◆ **YOUR GOAL**: Search the entries below. Return every line that has "kind" in it.

◆ **DATA FOR THIS TASK**:
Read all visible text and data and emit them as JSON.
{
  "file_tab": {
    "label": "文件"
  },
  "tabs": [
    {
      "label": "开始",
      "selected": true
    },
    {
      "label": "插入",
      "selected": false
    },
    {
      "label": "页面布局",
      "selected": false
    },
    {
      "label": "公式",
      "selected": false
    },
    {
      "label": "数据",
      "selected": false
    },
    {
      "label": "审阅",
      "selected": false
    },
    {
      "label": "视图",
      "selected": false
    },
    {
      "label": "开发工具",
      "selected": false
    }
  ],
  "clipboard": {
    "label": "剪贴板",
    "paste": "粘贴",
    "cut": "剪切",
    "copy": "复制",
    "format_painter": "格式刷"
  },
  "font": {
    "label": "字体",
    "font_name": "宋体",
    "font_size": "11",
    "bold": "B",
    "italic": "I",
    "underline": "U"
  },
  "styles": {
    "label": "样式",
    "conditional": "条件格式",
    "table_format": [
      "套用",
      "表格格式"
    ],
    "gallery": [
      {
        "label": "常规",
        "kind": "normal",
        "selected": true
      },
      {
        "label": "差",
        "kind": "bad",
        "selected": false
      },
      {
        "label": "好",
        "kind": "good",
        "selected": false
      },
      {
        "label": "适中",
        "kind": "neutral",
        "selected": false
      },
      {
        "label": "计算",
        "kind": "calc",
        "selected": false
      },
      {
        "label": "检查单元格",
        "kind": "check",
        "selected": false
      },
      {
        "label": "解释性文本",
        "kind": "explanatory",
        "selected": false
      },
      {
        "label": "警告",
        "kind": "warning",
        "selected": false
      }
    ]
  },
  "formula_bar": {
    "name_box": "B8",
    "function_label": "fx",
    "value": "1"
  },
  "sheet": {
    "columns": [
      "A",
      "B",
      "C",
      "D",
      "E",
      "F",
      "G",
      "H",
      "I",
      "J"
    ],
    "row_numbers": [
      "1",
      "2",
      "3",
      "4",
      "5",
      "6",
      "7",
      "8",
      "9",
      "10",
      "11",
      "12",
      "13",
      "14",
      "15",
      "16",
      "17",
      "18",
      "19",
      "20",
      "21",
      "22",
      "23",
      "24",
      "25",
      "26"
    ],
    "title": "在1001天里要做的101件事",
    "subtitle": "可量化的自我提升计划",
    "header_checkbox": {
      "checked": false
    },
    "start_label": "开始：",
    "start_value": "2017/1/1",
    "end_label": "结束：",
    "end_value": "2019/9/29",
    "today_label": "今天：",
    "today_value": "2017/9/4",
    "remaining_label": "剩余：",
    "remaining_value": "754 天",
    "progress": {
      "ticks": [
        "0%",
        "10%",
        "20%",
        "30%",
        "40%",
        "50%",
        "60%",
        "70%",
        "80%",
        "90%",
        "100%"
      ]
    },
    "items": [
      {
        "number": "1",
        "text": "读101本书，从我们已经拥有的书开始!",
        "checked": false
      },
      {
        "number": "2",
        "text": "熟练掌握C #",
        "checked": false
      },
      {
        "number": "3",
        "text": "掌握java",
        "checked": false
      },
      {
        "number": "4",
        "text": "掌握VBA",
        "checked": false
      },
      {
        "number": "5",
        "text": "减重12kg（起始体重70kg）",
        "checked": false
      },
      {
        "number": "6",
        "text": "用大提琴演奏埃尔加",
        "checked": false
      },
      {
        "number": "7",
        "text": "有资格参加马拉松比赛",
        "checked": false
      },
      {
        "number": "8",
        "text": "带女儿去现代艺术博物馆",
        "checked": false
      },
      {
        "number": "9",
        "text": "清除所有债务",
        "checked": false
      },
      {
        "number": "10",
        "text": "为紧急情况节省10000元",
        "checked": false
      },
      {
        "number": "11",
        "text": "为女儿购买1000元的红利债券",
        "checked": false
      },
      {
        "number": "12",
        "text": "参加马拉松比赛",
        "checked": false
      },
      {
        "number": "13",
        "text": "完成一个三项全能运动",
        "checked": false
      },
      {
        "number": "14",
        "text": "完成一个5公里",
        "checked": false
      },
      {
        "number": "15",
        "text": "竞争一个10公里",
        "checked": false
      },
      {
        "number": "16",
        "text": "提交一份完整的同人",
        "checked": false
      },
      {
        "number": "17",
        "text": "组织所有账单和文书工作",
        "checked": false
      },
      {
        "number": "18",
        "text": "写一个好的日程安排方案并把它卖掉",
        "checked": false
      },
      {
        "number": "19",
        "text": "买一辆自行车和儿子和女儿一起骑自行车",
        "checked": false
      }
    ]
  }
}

◆ **ANSWER TO THIS TASK**:
        "kind": "normal",
        "kind": "bad",
        "kind": "good",
        "kind": "neutral",
        "kind": "calc",
        "kind": "check",
        "kind": "explanatory",
        "kind": "warning",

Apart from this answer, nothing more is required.